The request =>
Give back every line exactly as it appears, pictures excluded.
Begin
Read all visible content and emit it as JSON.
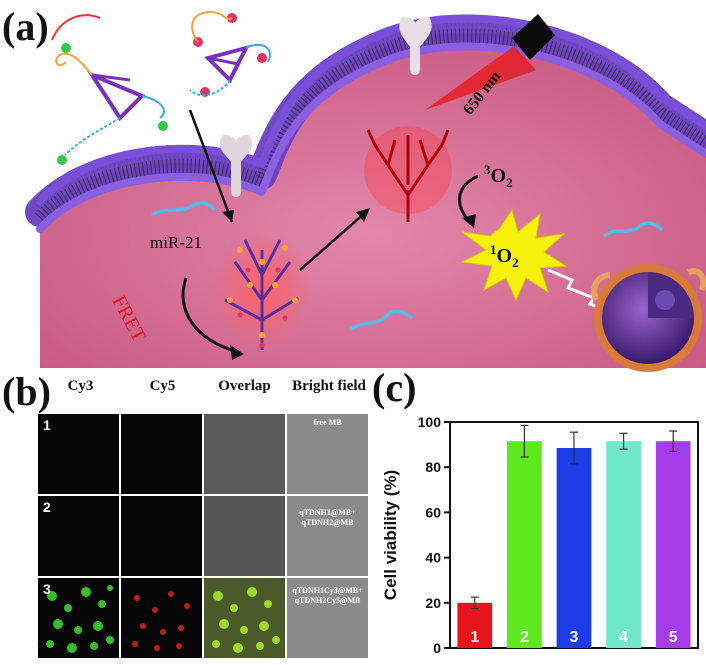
{
  "panel_a": {
    "label": "(a)",
    "mirna_label": "miR-21",
    "fret_label": "FRET",
    "laser_label": "650 nm",
    "triplet_oxygen": "3O2",
    "singlet_oxygen": "1O2",
    "colors": {
      "membrane_head": "#6a3fc2",
      "cytoplasm": "#d86f96",
      "laser": "#e0121a",
      "burst": "#f6f10a"
    }
  },
  "panel_b": {
    "label": "(b)",
    "columns": [
      "Cy3",
      "Cy5",
      "Overlap",
      "Bright field"
    ],
    "rows": [
      {
        "number": "1",
        "bright_field_lines": [
          "free MB"
        ]
      },
      {
        "number": "2",
        "bright_field_lines": [
          "qTDNH1@MB+",
          "qTDNH2@MB"
        ]
      },
      {
        "number": "3",
        "bright_field_lines": [
          "qTDNH1Cy3@MB+",
          "qTDNH2Cy5@MB"
        ]
      }
    ]
  },
  "panel_c": {
    "label": "(c)"
  },
  "chart_data": {
    "type": "bar",
    "categories": [
      "1",
      "2",
      "3",
      "4",
      "5"
    ],
    "values": [
      20,
      91.5,
      88.5,
      91.5,
      91.5
    ],
    "errors": [
      2.5,
      7,
      7,
      3.5,
      4.5
    ],
    "colors": [
      "#e8141c",
      "#5ee81e",
      "#1c3ce8",
      "#6ee8c8",
      "#a63ce8"
    ],
    "ylabel": "Cell viability (%)",
    "ylim": [
      0,
      100
    ],
    "yticks": [
      0,
      20,
      40,
      60,
      80,
      100
    ]
  }
}
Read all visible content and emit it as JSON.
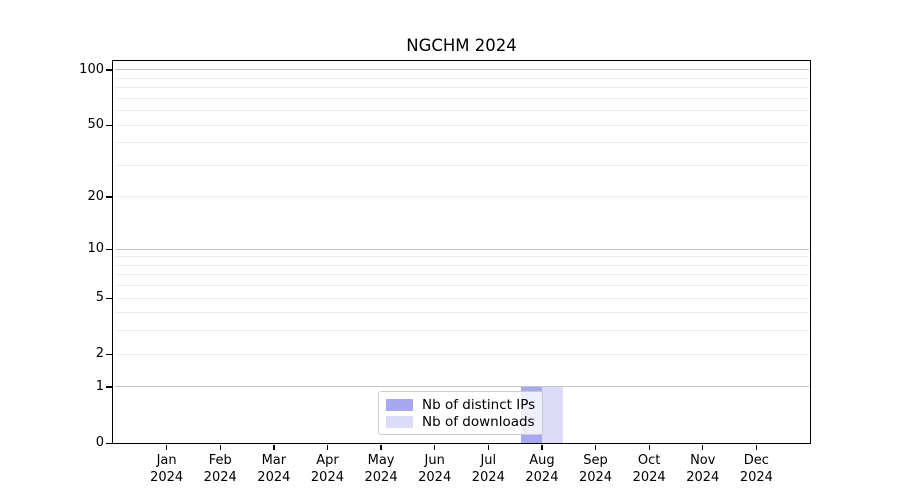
{
  "title": "NGCHM 2024",
  "chart_data": {
    "type": "bar",
    "title": "NGCHM 2024",
    "categories": [
      "Jan 2024",
      "Feb 2024",
      "Mar 2024",
      "Apr 2024",
      "May 2024",
      "Jun 2024",
      "Jul 2024",
      "Aug 2024",
      "Sep 2024",
      "Oct 2024",
      "Nov 2024",
      "Dec 2024"
    ],
    "series": [
      {
        "name": "Nb of distinct IPs",
        "color": "#a8a8ee",
        "values": [
          0,
          0,
          0,
          0,
          0,
          0,
          0,
          1,
          0,
          0,
          0,
          0
        ]
      },
      {
        "name": "Nb of downloads",
        "color": "#dcdcf8",
        "values": [
          0,
          0,
          0,
          0,
          0,
          0,
          0,
          1,
          0,
          0,
          0,
          0
        ]
      }
    ],
    "xlabel": "",
    "ylabel": "",
    "yscale": "log1p",
    "ylim": [
      0,
      112
    ],
    "yticks": [
      100,
      50,
      20,
      10,
      5,
      2,
      1,
      0
    ],
    "grid_major": [
      1,
      10,
      100
    ],
    "grid_minor": [
      2,
      3,
      4,
      5,
      6,
      7,
      8,
      9,
      20,
      30,
      40,
      50,
      60,
      70,
      80,
      90
    ],
    "grid": "horizontal",
    "legend_position": "lower center"
  },
  "colors": {
    "background": "#ffffff",
    "axis": "#000000",
    "grid_major": "#c6c6c6",
    "grid_minor": "#ebebeb",
    "legend_border": "#cccccc",
    "bar_distinct_ips": "#a8a8ee",
    "bar_downloads": "#dcdcf8"
  }
}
End
Output =>
Read all visible content and emit it as JSON.
{
  "panel_a": {
    "label": "(a)",
    "mirna_label": "miR-21",
    "fret_label": "FRET",
    "laser_label": "650 nm",
    "triplet_oxygen": "3O2",
    "singlet_oxygen": "1O2",
    "colors": {
      "membrane_head": "#6a3fc2",
      "cytoplasm": "#d86f96",
      "laser": "#e0121a",
      "burst": "#f6f10a"
    }
  },
  "panel_b": {
    "label": "(b)",
    "columns": [
      "Cy3",
      "Cy5",
      "Overlap",
      "Bright field"
    ],
    "rows": [
      {
        "number": "1",
        "bright_field_lines": [
          "free MB"
        ]
      },
      {
        "number": "2",
        "bright_field_lines": [
          "qTDNH1@MB+",
          "qTDNH2@MB"
        ]
      },
      {
        "number": "3",
        "bright_field_lines": [
          "qTDNH1Cy3@MB+",
          "qTDNH2Cy5@MB"
        ]
      }
    ]
  },
  "panel_c": {
    "label": "(c)"
  },
  "chart_data": {
    "type": "bar",
    "categories": [
      "1",
      "2",
      "3",
      "4",
      "5"
    ],
    "values": [
      20,
      91.5,
      88.5,
      91.5,
      91.5
    ],
    "errors": [
      2.5,
      7,
      7,
      3.5,
      4.5
    ],
    "colors": [
      "#e8141c",
      "#5ee81e",
      "#1c3ce8",
      "#6ee8c8",
      "#a63ce8"
    ],
    "ylabel": "Cell viability (%)",
    "ylim": [
      0,
      100
    ],
    "yticks": [
      0,
      20,
      40,
      60,
      80,
      100
    ]
  }
}
Read all visible content and emit it as JSON.
{
  "title": "NGCHM 2024",
  "chart_data": {
    "type": "bar",
    "title": "NGCHM 2024",
    "categories": [
      "Jan 2024",
      "Feb 2024",
      "Mar 2024",
      "Apr 2024",
      "May 2024",
      "Jun 2024",
      "Jul 2024",
      "Aug 2024",
      "Sep 2024",
      "Oct 2024",
      "Nov 2024",
      "Dec 2024"
    ],
    "series": [
      {
        "name": "Nb of distinct IPs",
        "color": "#a8a8ee",
        "values": [
          0,
          0,
          0,
          0,
          0,
          0,
          0,
          1,
          0,
          0,
          0,
          0
        ]
      },
      {
        "name": "Nb of downloads",
        "color": "#dcdcf8",
        "values": [
          0,
          0,
          0,
          0,
          0,
          0,
          0,
          1,
          0,
          0,
          0,
          0
        ]
      }
    ],
    "xlabel": "",
    "ylabel": "",
    "yscale": "log1p",
    "ylim": [
      0,
      112
    ],
    "yticks": [
      100,
      50,
      20,
      10,
      5,
      2,
      1,
      0
    ],
    "grid_major": [
      1,
      10,
      100
    ],
    "grid_minor": [
      2,
      3,
      4,
      5,
      6,
      7,
      8,
      9,
      20,
      30,
      40,
      50,
      60,
      70,
      80,
      90
    ],
    "grid": "horizontal",
    "legend_position": "lower center"
  },
  "colors": {
    "background": "#ffffff",
    "axis": "#000000",
    "grid_major": "#c6c6c6",
    "grid_minor": "#ebebeb",
    "legend_border": "#cccccc",
    "bar_distinct_ips": "#a8a8ee",
    "bar_downloads": "#dcdcf8"
  }
}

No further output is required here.